(Work to complete): Take from the listing each line that has the string "根据后文".

Data entries
+++

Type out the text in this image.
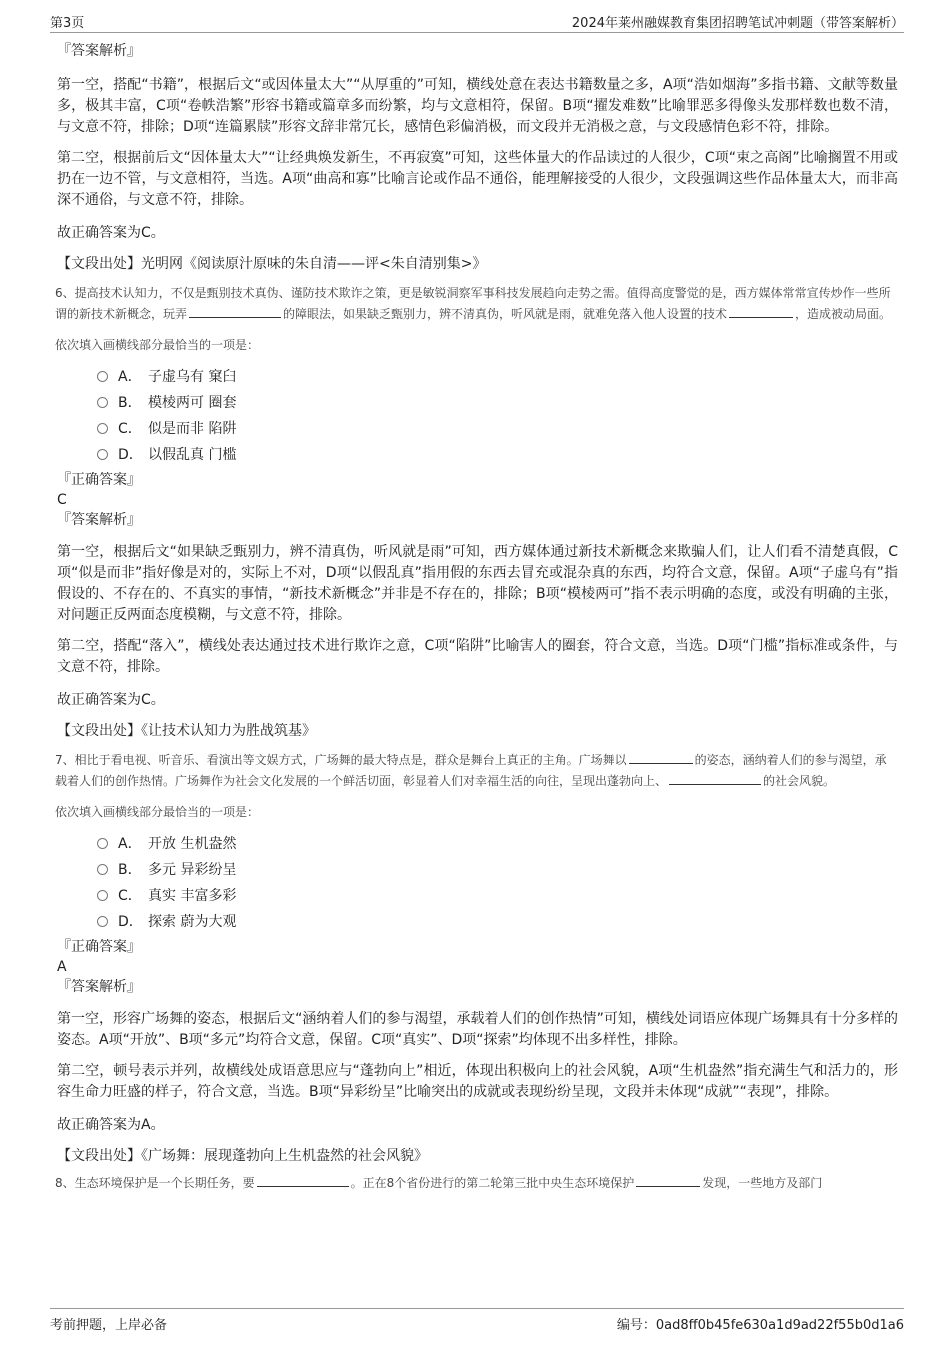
第3页	2024年莱州融媒教育集团招聘笔试冲刺题（带答案解析）

『答案解析』

第一空，搭配“书籍”，根据后文“或因体量太大”“从厚重的”可知，横线处意在表达书籍数量之多，A项“浩如烟海”多指书籍、文献等数量多，极其丰富，C项“卷帙浩繁”形容书籍或篇章多而纷繁，均与文意相符，保留。B项“擢发难数”比喻罪恶多得像头发那样数也数不清，与文意不符，排除；D项“连篇累牍”形容文辞非常冗长，感情色彩偏消极，而文段并无消极之意，与文段感情色彩不符，排除。

第二空，根据前后文“因体量太大”“让经典焕发新生，不再寂寞”可知，这些体量大的作品读过的人很少，C项“束之高阁”比喻搁置不用或扔在一边不管，与文意相符，当选。A项“曲高和寡”比喻言论或作品不通俗，能理解接受的人很少，文段强调这些作品体量太大，而非高深不通俗，与文意不符，排除。

故正确答案为C。

【文段出处】光明网《阅读原汁原味的朱自清——评<朱自清别集>》

6、提高技术认知力，不仅是甄别技术真伪、谨防技术欺诈之策，更是敏锐洞察军事科技发展趋向走势之需。值得高度警觉的是，西方媒体常常宣传炒作一些所谓的新技术新概念，玩弄	的障眼法，如果缺乏甄别力，辨不清真伪，听风就是雨，就难免落入他人设置的技术	，造成被动局面。

依次填入画横线部分最恰当的一项是：

A． 子虚乌有 窠臼
B． 模棱两可 圈套
C． 似是而非 陷阱
D． 以假乱真 门槛

『正确答案』

C

『答案解析』

第一空，根据后文“如果缺乏甄别力，辨不清真伪，听风就是雨”可知，西方媒体通过新技术新概念来欺骗人们，让人们看不清楚真假，C项“似是而非”指好像是对的，实际上不对，D项“以假乱真”指用假的东西去冒充或混杂真的东西，均符合文意，保留。A项“子虚乌有”指假设的、不存在的、不真实的事情，“新技术新概念”并非是不存在的，排除；B项“模棱两可”指不表示明确的态度，或没有明确的主张，对问题正反两面态度模糊，与文意不符，排除。

第二空，搭配“落入”，横线处表达通过技术进行欺诈之意，C项“陷阱”比喻害人的圈套，符合文意，当选。D项“门槛”指标准或条件，与文意不符，排除。

故正确答案为C。

【文段出处】《让技术认知力为胜战筑基》

7、相比于看电视、听音乐、看演出等文娱方式，广场舞的最大特点是，群众是舞台上真正的主角。广场舞以	的姿态，涵纳着人们的参与渴望，承载着人们的创作热情。广场舞作为社会文化发展的一个鲜活切面，彰显着人们对幸福生活的向往，呈现出蓬勃向上、	的社会风貌。

依次填入画横线部分最恰当的一项是：

A． 开放 生机盎然
B． 多元 异彩纷呈
C． 真实 丰富多彩
D． 探索 蔚为大观

『正确答案』

A

『答案解析』

第一空，形容广场舞的姿态，根据后文“涵纳着人们的参与渴望，承载着人们的创作热情”可知，横线处词语应体现广场舞具有十分多样的姿态。A项“开放”、B项“多元”均符合文意，保留。C项“真实”、D项“探索”均体现不出多样性，排除。

第二空，顿号表示并列，故横线处成语意思应与“蓬勃向上”相近，体现出积极向上的社会风貌，A项“生机盎然”指充满生气和活力的，形容生命力旺盛的样子，符合文意，当选。B项“异彩纷呈”比喻突出的成就或表现纷纷呈现，文段并未体现“成就”“表现”，排除。

故正确答案为A。

【文段出处】《广场舞：展现蓬勃向上生机盎然的社会风貌》

8、生态环境保护是一个长期任务，要	。正在8个省份进行的第二轮第三批中央生态环境保护	发现，一些地方及部门

考前押题，上岸必备	编号：0ad8ff0b45fe630a1d9ad22f55b0d1a6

+++

(Exercise response):
第一空，搭配“书籍”，根据后文“或因体量太大”“从厚重的”可知，横线处意在表达书籍数量之多，A项“浩如烟海”多指书籍、文献等数量多，极其丰富，C项“卷帙浩繁”形容书籍或篇章多而纷繁，均与文意相符，保留。B项“擢发难数”比喻罪恶多得像头发那样数也数不清，与文意不符，排除；D项“连篇累牍”形容文辞非常冗长，感情色彩偏消极，而文段并无消极之意，与文段感情色彩不符，排除。
第一空，根据后文“如果缺乏甄别力，辨不清真伪，听风就是雨”可知，西方媒体通过新技术新概念来欺骗人们，让人们看不清楚真假，C项“似是而非”指好像是对的，实际上不对，D项“以假乱真”指用假的东西去冒充或混杂真的东西，均符合文意，保留。A项“子虚乌有”指假设的、不存在的、不真实的事情，“新技术新概念”并非是不存在的，排除；B项“模棱两可”指不表示明确的态度，或没有明确的主张，对问题正反两面态度模糊，与文意不符，排除。
第一空，形容广场舞的姿态，根据后文“涵纳着人们的参与渴望，承载着人们的创作热情”可知，横线处词语应体现广场舞具有十分多样的姿态。A项“开放”、B项“多元”均符合文意，保留。C项“真实”、D项“探索”均体现不出多样性，排除。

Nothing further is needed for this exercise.